# Exercise brief
Copy every line from the material below that holds "Feuchte".

# Data supplied
·····
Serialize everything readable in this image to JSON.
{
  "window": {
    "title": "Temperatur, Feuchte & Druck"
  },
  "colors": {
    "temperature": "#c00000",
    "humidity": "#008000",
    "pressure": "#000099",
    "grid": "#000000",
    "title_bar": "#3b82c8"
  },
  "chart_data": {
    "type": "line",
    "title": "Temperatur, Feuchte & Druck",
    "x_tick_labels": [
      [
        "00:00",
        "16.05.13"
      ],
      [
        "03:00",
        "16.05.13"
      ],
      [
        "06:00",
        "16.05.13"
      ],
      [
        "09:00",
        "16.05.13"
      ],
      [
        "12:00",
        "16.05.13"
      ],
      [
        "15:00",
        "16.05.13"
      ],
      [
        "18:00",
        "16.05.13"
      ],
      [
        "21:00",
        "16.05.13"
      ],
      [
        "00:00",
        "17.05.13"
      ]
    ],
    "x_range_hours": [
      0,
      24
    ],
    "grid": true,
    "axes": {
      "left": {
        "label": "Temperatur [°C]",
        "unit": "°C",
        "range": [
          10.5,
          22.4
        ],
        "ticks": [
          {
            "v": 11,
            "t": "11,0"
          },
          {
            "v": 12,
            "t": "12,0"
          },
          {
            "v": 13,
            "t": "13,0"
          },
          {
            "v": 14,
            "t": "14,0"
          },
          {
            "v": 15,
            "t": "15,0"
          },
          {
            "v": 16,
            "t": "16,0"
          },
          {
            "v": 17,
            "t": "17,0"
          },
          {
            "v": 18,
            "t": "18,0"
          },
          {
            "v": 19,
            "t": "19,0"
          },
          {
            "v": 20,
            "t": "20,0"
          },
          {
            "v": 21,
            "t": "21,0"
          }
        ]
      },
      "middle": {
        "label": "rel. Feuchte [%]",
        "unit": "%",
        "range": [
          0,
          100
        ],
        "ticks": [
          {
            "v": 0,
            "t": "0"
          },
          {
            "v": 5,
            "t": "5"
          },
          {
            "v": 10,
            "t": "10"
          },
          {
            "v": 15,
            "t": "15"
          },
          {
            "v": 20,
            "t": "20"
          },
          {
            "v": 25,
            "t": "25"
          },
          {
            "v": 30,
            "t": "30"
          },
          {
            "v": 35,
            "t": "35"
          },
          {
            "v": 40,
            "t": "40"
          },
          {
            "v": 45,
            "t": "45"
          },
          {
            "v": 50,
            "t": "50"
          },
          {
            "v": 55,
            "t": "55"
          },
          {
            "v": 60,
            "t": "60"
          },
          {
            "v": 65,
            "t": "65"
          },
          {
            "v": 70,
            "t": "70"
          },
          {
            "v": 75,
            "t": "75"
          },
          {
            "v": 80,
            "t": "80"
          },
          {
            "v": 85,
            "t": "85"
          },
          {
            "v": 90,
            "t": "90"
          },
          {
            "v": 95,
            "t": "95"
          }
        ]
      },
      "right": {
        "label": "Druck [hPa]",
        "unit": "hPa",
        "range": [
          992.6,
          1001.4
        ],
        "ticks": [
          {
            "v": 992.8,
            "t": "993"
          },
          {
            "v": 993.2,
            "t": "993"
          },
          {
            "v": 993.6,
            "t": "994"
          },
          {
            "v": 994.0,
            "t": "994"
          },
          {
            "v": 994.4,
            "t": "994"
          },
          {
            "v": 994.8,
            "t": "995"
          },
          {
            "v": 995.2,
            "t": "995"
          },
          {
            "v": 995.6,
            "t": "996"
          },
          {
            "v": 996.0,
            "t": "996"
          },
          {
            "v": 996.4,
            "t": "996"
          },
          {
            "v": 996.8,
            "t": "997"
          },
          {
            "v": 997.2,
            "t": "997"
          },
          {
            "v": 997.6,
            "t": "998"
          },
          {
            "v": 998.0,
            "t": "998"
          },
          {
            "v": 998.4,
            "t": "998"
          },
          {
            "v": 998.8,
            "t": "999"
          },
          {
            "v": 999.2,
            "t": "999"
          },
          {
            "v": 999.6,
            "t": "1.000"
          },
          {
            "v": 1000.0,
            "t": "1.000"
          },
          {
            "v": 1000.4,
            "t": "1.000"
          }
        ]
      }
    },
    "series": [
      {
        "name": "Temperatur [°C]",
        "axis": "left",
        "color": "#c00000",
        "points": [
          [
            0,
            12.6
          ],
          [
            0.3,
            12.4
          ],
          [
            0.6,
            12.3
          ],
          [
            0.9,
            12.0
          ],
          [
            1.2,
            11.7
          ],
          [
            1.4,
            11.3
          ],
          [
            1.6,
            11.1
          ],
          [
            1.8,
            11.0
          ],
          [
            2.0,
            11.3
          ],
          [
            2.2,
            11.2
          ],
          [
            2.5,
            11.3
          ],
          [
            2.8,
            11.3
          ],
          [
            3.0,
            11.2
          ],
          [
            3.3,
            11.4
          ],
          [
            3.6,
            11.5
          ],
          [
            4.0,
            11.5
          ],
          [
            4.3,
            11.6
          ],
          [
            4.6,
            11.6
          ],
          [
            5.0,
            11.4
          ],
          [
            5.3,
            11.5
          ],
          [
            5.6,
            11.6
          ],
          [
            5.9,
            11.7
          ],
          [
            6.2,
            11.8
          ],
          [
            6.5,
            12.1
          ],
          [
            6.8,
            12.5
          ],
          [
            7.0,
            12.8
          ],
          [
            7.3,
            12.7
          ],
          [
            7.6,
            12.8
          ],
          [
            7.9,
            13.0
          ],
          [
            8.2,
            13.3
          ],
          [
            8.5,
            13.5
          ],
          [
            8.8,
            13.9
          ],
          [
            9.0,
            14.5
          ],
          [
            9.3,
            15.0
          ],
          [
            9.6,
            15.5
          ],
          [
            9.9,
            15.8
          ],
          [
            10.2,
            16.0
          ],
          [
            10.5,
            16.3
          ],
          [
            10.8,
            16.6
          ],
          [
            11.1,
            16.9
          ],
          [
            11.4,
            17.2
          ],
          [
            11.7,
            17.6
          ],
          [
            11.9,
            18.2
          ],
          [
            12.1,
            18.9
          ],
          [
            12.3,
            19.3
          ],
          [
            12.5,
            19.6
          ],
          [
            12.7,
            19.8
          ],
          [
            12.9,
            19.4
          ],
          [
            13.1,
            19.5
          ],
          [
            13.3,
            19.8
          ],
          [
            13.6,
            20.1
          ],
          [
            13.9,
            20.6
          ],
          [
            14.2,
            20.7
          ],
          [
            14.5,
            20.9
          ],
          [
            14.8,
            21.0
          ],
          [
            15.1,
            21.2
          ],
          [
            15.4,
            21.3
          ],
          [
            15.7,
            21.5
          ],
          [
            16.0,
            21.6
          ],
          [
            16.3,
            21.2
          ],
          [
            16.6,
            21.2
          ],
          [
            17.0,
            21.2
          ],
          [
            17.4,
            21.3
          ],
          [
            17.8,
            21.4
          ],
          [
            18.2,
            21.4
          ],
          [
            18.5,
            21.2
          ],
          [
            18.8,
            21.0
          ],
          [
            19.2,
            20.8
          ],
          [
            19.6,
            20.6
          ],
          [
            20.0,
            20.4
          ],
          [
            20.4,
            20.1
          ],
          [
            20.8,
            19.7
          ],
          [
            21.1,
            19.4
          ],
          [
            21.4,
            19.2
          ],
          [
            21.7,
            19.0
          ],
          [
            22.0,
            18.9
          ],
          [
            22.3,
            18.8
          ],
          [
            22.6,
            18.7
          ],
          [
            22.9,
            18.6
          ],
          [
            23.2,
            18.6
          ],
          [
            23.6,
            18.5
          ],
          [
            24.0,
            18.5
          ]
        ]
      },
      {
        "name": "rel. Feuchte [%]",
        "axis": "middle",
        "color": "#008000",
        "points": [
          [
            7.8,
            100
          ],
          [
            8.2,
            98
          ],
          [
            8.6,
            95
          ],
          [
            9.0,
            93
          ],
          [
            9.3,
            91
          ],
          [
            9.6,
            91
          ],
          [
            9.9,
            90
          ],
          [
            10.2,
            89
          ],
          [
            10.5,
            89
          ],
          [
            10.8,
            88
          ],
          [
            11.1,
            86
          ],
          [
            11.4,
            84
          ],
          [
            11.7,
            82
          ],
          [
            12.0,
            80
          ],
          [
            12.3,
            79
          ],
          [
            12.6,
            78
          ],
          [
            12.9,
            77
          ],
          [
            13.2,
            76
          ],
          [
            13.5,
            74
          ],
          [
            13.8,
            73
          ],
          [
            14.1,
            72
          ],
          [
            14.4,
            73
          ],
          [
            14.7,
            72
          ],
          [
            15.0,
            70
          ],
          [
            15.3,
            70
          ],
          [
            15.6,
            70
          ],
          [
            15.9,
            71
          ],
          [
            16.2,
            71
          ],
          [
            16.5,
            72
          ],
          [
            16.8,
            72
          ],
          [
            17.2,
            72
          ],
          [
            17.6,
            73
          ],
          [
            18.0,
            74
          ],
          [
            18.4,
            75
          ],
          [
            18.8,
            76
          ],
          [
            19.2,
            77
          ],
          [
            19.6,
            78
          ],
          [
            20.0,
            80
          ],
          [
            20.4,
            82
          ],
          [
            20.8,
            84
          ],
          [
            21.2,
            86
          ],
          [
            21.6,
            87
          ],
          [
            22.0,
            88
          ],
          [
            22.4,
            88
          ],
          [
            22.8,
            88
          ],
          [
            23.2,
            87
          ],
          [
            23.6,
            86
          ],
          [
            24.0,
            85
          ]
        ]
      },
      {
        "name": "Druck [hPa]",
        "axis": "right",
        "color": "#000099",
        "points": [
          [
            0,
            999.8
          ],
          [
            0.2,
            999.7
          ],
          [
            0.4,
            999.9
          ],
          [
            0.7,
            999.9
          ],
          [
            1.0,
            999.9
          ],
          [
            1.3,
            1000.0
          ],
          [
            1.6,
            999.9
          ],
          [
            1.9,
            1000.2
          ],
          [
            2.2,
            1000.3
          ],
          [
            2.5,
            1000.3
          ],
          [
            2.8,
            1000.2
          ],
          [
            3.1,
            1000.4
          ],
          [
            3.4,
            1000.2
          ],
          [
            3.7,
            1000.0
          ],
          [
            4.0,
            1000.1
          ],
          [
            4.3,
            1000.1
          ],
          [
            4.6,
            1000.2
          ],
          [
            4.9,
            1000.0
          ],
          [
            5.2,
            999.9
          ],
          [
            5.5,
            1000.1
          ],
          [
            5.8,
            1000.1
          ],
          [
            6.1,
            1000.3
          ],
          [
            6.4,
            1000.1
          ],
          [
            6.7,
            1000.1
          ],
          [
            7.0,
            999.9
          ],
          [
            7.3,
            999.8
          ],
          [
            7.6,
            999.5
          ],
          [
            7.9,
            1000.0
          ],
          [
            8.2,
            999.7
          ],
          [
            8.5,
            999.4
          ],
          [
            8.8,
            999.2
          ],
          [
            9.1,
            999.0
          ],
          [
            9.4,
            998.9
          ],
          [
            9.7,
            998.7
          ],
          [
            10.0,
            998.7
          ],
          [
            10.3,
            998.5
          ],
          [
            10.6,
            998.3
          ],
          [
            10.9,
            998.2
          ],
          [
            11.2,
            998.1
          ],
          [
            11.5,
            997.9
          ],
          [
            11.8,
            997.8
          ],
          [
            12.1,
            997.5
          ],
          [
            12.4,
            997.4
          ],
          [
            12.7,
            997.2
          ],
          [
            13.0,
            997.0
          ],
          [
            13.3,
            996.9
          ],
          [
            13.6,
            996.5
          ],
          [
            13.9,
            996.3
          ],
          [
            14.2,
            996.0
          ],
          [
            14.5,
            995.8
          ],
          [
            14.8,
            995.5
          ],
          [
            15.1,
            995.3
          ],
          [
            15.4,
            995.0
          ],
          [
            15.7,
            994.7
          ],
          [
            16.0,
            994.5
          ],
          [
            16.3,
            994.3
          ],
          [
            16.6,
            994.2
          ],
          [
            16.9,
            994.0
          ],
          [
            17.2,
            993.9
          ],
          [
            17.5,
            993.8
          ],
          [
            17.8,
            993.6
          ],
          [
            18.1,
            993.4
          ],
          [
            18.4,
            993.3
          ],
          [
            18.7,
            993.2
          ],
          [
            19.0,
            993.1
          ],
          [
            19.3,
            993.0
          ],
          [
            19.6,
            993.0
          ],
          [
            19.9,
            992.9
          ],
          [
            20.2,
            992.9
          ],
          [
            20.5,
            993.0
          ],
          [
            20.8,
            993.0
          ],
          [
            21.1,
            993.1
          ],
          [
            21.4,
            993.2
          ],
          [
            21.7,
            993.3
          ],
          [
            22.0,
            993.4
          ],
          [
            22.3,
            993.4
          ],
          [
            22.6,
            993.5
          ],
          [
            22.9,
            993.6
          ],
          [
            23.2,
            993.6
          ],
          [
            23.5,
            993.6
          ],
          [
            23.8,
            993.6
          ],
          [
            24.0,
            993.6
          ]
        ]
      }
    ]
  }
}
·····
# Result of the exercise
    "title": "Temperatur, Feuchte & Druck"
    "title": "Temperatur, Feuchte & Druck",
        "label": "rel. Feuchte [%]",
        "name": "rel. Feuchte [%]",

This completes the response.